## Task description:
Count every line that has the word "gear". Give the number, without anything more.

## Data supplied:
********************

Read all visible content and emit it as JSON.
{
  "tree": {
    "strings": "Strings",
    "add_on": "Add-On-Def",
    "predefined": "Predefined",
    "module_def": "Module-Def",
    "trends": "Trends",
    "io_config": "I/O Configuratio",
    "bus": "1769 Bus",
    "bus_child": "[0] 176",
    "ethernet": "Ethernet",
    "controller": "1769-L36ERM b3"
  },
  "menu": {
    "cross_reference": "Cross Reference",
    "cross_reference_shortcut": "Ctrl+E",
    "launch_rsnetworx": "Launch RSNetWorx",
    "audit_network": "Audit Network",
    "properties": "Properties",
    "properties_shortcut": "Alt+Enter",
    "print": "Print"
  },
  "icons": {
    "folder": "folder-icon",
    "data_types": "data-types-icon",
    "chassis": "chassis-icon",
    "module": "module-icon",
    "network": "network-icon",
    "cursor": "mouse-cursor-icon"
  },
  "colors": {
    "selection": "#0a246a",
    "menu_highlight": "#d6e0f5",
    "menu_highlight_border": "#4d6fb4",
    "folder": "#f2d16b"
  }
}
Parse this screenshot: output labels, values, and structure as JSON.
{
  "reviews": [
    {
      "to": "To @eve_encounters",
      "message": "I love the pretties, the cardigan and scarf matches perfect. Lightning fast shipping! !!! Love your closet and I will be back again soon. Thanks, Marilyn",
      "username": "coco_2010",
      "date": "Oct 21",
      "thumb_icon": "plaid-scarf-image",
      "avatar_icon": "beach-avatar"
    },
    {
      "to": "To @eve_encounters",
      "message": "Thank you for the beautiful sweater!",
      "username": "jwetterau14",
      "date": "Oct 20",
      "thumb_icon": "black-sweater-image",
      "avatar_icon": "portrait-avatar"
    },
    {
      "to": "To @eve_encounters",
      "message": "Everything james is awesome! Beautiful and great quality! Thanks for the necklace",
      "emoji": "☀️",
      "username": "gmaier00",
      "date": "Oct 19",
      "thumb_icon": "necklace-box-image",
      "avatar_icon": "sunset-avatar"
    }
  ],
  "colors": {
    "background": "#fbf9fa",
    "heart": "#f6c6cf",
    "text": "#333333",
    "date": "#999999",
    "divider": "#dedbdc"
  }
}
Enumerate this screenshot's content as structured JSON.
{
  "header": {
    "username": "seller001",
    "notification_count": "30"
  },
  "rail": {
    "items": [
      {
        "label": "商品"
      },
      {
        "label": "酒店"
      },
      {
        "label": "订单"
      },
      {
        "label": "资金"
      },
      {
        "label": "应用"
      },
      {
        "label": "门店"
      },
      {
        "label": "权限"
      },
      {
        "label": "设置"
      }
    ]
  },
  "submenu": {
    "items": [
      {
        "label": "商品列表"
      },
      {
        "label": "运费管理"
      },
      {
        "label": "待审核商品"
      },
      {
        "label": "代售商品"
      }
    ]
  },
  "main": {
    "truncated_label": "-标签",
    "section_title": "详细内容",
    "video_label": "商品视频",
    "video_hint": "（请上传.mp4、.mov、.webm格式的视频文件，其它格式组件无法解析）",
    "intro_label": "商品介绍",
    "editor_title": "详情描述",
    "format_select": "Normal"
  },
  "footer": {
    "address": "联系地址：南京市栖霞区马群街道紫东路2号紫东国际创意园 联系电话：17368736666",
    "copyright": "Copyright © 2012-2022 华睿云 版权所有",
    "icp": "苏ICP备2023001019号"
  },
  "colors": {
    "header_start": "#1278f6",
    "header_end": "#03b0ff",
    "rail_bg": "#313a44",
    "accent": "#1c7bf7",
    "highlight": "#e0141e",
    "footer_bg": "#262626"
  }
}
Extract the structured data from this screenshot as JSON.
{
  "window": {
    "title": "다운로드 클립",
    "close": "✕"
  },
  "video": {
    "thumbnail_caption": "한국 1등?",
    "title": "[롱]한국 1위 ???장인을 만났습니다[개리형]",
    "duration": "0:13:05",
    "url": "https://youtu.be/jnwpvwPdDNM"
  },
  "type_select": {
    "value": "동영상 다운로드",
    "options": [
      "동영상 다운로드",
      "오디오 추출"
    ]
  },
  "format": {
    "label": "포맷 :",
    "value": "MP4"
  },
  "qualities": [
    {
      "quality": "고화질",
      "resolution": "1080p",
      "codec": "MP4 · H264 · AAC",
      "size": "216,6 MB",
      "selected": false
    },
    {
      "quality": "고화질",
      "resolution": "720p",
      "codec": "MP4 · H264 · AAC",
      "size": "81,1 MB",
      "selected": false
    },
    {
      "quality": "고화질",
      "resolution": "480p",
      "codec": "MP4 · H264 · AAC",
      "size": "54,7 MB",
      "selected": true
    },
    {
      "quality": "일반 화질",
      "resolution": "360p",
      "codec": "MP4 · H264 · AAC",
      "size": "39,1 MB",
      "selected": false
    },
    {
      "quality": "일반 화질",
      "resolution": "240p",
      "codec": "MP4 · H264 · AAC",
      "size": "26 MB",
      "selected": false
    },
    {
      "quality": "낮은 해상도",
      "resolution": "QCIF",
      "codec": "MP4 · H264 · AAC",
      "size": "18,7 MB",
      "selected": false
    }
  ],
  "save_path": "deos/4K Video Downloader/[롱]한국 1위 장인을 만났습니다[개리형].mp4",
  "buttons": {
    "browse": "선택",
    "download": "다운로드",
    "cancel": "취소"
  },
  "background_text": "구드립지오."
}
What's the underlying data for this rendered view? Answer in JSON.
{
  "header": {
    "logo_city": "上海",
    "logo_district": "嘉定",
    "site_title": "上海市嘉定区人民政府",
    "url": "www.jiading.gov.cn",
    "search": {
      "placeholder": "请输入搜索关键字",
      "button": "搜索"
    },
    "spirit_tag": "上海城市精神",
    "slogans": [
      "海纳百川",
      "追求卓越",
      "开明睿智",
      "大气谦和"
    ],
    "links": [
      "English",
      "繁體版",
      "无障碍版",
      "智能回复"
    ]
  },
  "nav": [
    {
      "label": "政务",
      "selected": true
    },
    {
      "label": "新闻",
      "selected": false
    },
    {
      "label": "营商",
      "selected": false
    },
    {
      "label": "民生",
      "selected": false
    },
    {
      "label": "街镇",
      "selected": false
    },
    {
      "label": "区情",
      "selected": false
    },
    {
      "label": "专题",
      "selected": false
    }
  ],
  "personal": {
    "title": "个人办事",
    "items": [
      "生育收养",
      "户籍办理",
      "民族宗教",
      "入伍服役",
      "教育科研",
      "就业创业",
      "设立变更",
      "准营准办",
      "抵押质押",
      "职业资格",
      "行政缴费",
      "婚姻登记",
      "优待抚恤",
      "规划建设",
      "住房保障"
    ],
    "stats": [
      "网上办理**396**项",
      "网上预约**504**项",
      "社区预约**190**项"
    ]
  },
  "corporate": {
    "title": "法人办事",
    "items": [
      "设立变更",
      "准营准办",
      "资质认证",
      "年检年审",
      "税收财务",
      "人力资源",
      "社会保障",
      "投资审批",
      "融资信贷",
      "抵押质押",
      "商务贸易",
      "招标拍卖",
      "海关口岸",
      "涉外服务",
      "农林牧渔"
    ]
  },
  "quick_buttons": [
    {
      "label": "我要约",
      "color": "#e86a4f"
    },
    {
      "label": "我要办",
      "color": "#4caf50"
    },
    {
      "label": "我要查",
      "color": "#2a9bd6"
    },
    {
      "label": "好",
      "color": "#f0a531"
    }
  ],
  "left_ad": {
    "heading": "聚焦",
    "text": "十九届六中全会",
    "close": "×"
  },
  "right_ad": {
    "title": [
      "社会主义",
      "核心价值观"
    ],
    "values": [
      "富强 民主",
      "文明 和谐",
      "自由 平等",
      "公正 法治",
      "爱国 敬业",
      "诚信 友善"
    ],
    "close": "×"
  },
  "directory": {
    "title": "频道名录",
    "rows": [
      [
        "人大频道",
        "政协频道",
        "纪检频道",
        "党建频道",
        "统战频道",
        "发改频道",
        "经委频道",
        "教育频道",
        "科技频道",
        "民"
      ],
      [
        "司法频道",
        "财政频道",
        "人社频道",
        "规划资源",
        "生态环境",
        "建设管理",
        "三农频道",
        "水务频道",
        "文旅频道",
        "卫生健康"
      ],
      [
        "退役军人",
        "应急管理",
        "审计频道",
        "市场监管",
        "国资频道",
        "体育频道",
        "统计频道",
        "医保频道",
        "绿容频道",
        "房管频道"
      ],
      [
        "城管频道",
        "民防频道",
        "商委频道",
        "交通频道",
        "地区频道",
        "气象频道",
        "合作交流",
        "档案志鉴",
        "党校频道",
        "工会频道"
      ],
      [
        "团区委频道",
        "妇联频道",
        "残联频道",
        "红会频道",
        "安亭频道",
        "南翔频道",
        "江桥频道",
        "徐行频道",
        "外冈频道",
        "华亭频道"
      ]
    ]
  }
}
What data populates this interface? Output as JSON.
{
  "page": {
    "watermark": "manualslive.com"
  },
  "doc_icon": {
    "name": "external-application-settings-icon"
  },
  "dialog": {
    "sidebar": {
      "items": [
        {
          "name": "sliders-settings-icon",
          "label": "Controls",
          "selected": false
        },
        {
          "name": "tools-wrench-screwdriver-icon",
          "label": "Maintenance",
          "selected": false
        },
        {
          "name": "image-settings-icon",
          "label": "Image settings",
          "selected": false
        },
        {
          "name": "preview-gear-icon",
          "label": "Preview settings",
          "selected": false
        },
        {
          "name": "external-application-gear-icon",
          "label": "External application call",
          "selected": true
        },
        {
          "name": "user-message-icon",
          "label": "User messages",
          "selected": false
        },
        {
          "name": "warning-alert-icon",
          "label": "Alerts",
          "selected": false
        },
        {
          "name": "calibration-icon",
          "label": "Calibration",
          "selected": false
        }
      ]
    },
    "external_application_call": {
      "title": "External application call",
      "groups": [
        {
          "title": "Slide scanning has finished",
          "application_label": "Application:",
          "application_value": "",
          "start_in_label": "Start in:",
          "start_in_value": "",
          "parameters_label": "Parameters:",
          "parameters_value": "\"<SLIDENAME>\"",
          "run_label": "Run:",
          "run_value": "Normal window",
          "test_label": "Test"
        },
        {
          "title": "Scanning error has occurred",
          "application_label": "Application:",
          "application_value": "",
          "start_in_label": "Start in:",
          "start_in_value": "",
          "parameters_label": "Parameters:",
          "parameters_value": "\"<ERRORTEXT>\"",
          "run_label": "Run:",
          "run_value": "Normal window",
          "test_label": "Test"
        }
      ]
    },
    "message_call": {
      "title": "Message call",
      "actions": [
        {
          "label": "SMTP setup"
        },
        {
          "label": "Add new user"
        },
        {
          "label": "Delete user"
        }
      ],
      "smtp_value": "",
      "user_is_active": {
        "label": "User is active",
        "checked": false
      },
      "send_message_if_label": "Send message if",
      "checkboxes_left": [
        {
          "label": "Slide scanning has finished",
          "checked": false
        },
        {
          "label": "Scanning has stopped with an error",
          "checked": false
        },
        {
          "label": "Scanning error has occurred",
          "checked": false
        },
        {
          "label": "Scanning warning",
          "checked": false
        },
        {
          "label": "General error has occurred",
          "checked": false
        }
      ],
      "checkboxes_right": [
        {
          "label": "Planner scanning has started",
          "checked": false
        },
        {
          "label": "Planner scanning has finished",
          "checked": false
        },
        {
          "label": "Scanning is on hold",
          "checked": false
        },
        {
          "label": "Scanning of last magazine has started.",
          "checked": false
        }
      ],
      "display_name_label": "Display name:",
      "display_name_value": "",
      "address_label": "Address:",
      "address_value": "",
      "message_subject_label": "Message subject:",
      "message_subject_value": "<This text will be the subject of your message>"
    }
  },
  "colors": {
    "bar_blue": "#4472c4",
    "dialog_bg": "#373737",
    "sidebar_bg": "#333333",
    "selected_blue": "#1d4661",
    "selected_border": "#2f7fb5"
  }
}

********************

## Answer to the problem:
2